**AIM OF THE EXERCISE**
The entries below are to be written out again without alteration.

**EXERCISE MATERIAL**
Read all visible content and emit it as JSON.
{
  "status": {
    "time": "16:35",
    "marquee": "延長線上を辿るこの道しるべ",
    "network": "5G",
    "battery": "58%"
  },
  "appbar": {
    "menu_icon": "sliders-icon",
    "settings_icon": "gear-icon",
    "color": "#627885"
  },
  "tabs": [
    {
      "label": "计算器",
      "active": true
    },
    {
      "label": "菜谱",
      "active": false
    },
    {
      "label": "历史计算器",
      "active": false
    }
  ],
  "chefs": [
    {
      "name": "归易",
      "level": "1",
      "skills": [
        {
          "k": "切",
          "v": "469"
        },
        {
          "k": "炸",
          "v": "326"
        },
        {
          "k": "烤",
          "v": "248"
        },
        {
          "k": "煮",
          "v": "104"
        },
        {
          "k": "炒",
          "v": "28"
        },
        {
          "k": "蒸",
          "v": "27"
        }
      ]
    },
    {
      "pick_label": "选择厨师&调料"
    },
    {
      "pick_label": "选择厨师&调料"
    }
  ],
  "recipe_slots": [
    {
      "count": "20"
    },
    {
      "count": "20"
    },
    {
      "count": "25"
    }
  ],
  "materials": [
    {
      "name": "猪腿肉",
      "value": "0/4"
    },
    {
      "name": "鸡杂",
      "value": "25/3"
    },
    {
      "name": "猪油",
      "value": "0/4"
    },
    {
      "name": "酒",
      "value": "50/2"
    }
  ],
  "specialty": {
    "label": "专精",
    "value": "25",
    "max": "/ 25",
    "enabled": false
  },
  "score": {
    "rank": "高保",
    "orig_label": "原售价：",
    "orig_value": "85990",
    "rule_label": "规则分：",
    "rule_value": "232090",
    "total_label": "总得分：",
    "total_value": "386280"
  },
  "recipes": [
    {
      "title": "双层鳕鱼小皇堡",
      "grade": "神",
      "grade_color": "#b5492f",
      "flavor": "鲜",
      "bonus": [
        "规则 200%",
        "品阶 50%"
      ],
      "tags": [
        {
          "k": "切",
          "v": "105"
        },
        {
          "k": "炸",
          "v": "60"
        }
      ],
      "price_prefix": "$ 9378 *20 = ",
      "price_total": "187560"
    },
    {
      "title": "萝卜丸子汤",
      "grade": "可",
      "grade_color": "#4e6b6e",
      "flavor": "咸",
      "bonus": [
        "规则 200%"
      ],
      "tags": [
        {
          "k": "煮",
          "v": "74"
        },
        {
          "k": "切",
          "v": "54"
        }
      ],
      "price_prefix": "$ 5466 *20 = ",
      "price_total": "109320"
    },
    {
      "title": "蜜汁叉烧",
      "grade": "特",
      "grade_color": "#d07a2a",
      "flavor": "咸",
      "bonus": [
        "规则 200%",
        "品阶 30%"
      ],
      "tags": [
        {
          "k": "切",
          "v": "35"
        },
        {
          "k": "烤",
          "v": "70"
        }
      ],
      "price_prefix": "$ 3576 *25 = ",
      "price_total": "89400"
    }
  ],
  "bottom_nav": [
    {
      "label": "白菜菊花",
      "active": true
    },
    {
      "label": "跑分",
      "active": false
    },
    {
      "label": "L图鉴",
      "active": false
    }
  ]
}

**SOLUTION TO THE PROBLEM**
Read all visible content and emit it as JSON.
{
  "status": {
    "time": "16:35",
    "marquee": "延長線上を辿るこの道しるべ",
    "network": "5G",
    "battery": "58%"
  },
  "appbar": {
    "menu_icon": "sliders-icon",
    "settings_icon": "gear-icon",
    "color": "#627885"
  },
  "tabs": [
    {
      "label": "计算器",
      "active": true
    },
    {
      "label": "菜谱",
      "active": false
    },
    {
      "label": "历史计算器",
      "active": false
    }
  ],
  "chefs": [
    {
      "name": "归易",
      "level": "1",
      "skills": [
        {
          "k": "切",
          "v": "469"
        },
        {
          "k": "炸",
          "v": "326"
        },
        {
          "k": "烤",
          "v": "248"
        },
        {
          "k": "煮",
          "v": "104"
        },
        {
          "k": "炒",
          "v": "28"
        },
        {
          "k": "蒸",
          "v": "27"
        }
      ]
    },
    {
      "pick_label": "选择厨师&调料"
    },
    {
      "pick_label": "选择厨师&调料"
    }
  ],
  "recipe_slots": [
    {
      "count": "20"
    },
    {
      "count": "20"
    },
    {
      "count": "25"
    }
  ],
  "materials": [
    {
      "name": "猪腿肉",
      "value": "0/4"
    },
    {
      "name": "鸡杂",
      "value": "25/3"
    },
    {
      "name": "猪油",
      "value": "0/4"
    },
    {
      "name": "酒",
      "value": "50/2"
    }
  ],
  "specialty": {
    "label": "专精",
    "value": "25",
    "max": "/ 25",
    "enabled": false
  },
  "score": {
    "rank": "高保",
    "orig_label": "原售价：",
    "orig_value": "85990",
    "rule_label": "规则分：",
    "rule_value": "232090",
    "total_label": "总得分：",
    "total_value": "386280"
  },
  "recipes": [
    {
      "title": "双层鳕鱼小皇堡",
      "grade": "神",
      "grade_color": "#b5492f",
      "flavor": "鲜",
      "bonus": [
        "规则 200%",
        "品阶 50%"
      ],
      "tags": [
        {
          "k": "切",
          "v": "105"
        },
        {
          "k": "炸",
          "v": "60"
        }
      ],
      "price_prefix": "$ 9378 *20 = ",
      "price_total": "187560"
    },
    {
      "title": "萝卜丸子汤",
      "grade": "可",
      "grade_color": "#4e6b6e",
      "flavor": "咸",
      "bonus": [
        "规则 200%"
      ],
      "tags": [
        {
          "k": "煮",
          "v": "74"
        },
        {
          "k": "切",
          "v": "54"
        }
      ],
      "price_prefix": "$ 5466 *20 = ",
      "price_total": "109320"
    },
    {
      "title": "蜜汁叉烧",
      "grade": "特",
      "grade_color": "#d07a2a",
      "flavor": "咸",
      "bonus": [
        "规则 200%",
        "品阶 30%"
      ],
      "tags": [
        {
          "k": "切",
          "v": "35"
        },
        {
          "k": "烤",
          "v": "70"
        }
      ],
      "price_prefix": "$ 3576 *25 = ",
      "price_total": "89400"
    }
  ],
  "bottom_nav": [
    {
      "label": "白菜菊花",
      "active": true
    },
    {
      "label": "跑分",
      "active": false
    },
    {
      "label": "L图鉴",
      "active": false
    }
  ]
}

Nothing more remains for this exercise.